TO DO:
Reproduce the listing word for word, leaving every picture behind.

+ + +

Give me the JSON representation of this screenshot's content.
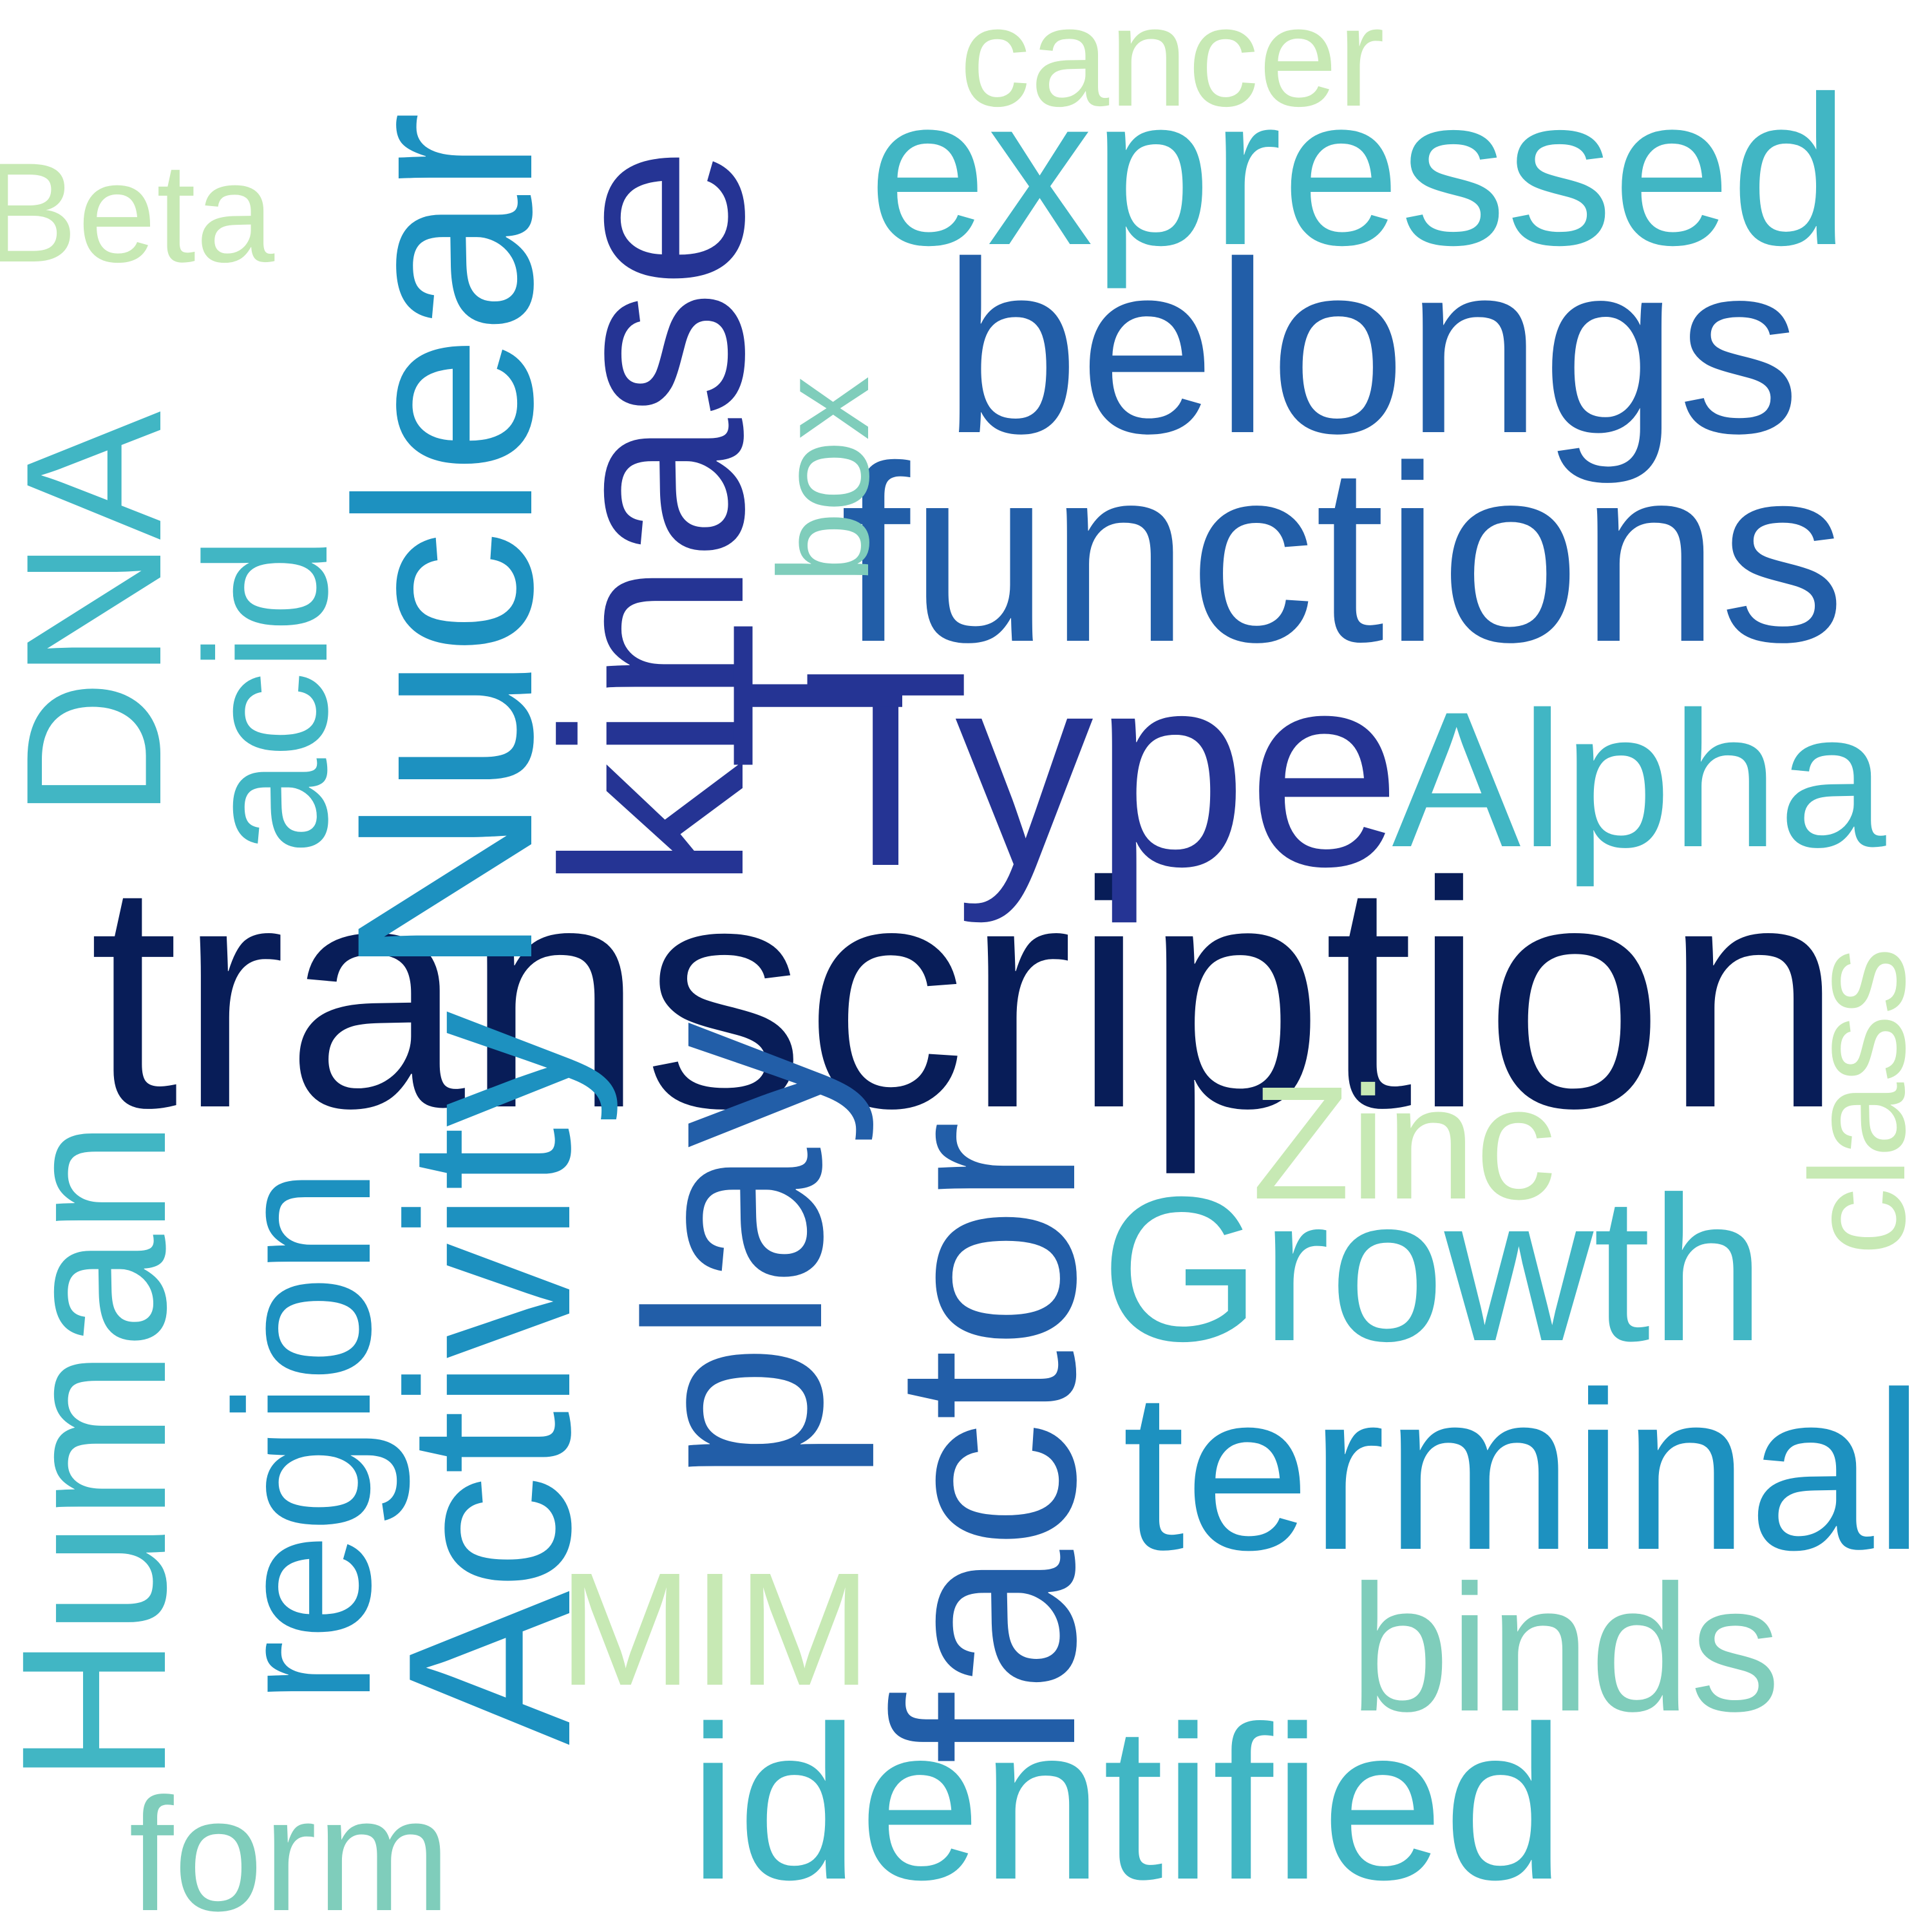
{
  "words": {
    "transcription": {
      "text": "transcription",
      "color": "#081d58"
    },
    "type": {
      "text": "Type",
      "color": "#253494"
    },
    "kinase": {
      "text": "kinase",
      "color": "#253494"
    },
    "T": {
      "text": "T",
      "color": "#253494"
    },
    "factor": {
      "text": "factor",
      "color": "#225ea8"
    },
    "functions": {
      "text": "functions",
      "color": "#225ea8"
    },
    "belongs": {
      "text": "belongs",
      "color": "#225ea8"
    },
    "play": {
      "text": "play",
      "color": "#225ea8"
    },
    "nuclear": {
      "text": "Nuclear",
      "color": "#1d91c0"
    },
    "activity": {
      "text": "Activity",
      "color": "#1d91c0"
    },
    "region": {
      "text": "region",
      "color": "#1d91c0"
    },
    "terminal": {
      "text": "terminal",
      "color": "#1d91c0"
    },
    "growth": {
      "text": "Growth",
      "color": "#41b6c4"
    },
    "identified": {
      "text": "identified",
      "color": "#41b6c4"
    },
    "expressed": {
      "text": "expressed",
      "color": "#41b6c4"
    },
    "human": {
      "text": "Human",
      "color": "#41b6c4"
    },
    "dna": {
      "text": "DNA",
      "color": "#41b6c4"
    },
    "acid": {
      "text": "acid",
      "color": "#41b6c4"
    },
    "alpha": {
      "text": "Alpha",
      "color": "#41b6c4"
    },
    "binds": {
      "text": "binds",
      "color": "#7fcdbb"
    },
    "form": {
      "text": "form",
      "color": "#7fcdbb"
    },
    "box": {
      "text": "box",
      "color": "#7fcdbb"
    },
    "zinc": {
      "text": "Zinc",
      "color": "#c7e9b4"
    },
    "mim": {
      "text": "MIM",
      "color": "#c7e9b4"
    },
    "cancer": {
      "text": "cancer",
      "color": "#c7e9b4"
    },
    "beta": {
      "text": "Beta",
      "color": "#c7e9b4"
    },
    "class": {
      "text": "class",
      "color": "#c7e9b4"
    }
  }
}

+ + +

RESULT OF THIS TASK:
Give me the JSON representation of this screenshot's content.
{
  "words": {
    "transcription": {
      "text": "transcription",
      "color": "#081d58"
    },
    "type": {
      "text": "Type",
      "color": "#253494"
    },
    "kinase": {
      "text": "kinase",
      "color": "#253494"
    },
    "T": {
      "text": "T",
      "color": "#253494"
    },
    "factor": {
      "text": "factor",
      "color": "#225ea8"
    },
    "functions": {
      "text": "functions",
      "color": "#225ea8"
    },
    "belongs": {
      "text": "belongs",
      "color": "#225ea8"
    },
    "play": {
      "text": "play",
      "color": "#225ea8"
    },
    "nuclear": {
      "text": "Nuclear",
      "color": "#1d91c0"
    },
    "activity": {
      "text": "Activity",
      "color": "#1d91c0"
    },
    "region": {
      "text": "region",
      "color": "#1d91c0"
    },
    "terminal": {
      "text": "terminal",
      "color": "#1d91c0"
    },
    "growth": {
      "text": "Growth",
      "color": "#41b6c4"
    },
    "identified": {
      "text": "identified",
      "color": "#41b6c4"
    },
    "expressed": {
      "text": "expressed",
      "color": "#41b6c4"
    },
    "human": {
      "text": "Human",
      "color": "#41b6c4"
    },
    "dna": {
      "text": "DNA",
      "color": "#41b6c4"
    },
    "acid": {
      "text": "acid",
      "color": "#41b6c4"
    },
    "alpha": {
      "text": "Alpha",
      "color": "#41b6c4"
    },
    "binds": {
      "text": "binds",
      "color": "#7fcdbb"
    },
    "form": {
      "text": "form",
      "color": "#7fcdbb"
    },
    "box": {
      "text": "box",
      "color": "#7fcdbb"
    },
    "zinc": {
      "text": "Zinc",
      "color": "#c7e9b4"
    },
    "mim": {
      "text": "MIM",
      "color": "#c7e9b4"
    },
    "cancer": {
      "text": "cancer",
      "color": "#c7e9b4"
    },
    "beta": {
      "text": "Beta",
      "color": "#c7e9b4"
    },
    "class": {
      "text": "class",
      "color": "#c7e9b4"
    }
  }
}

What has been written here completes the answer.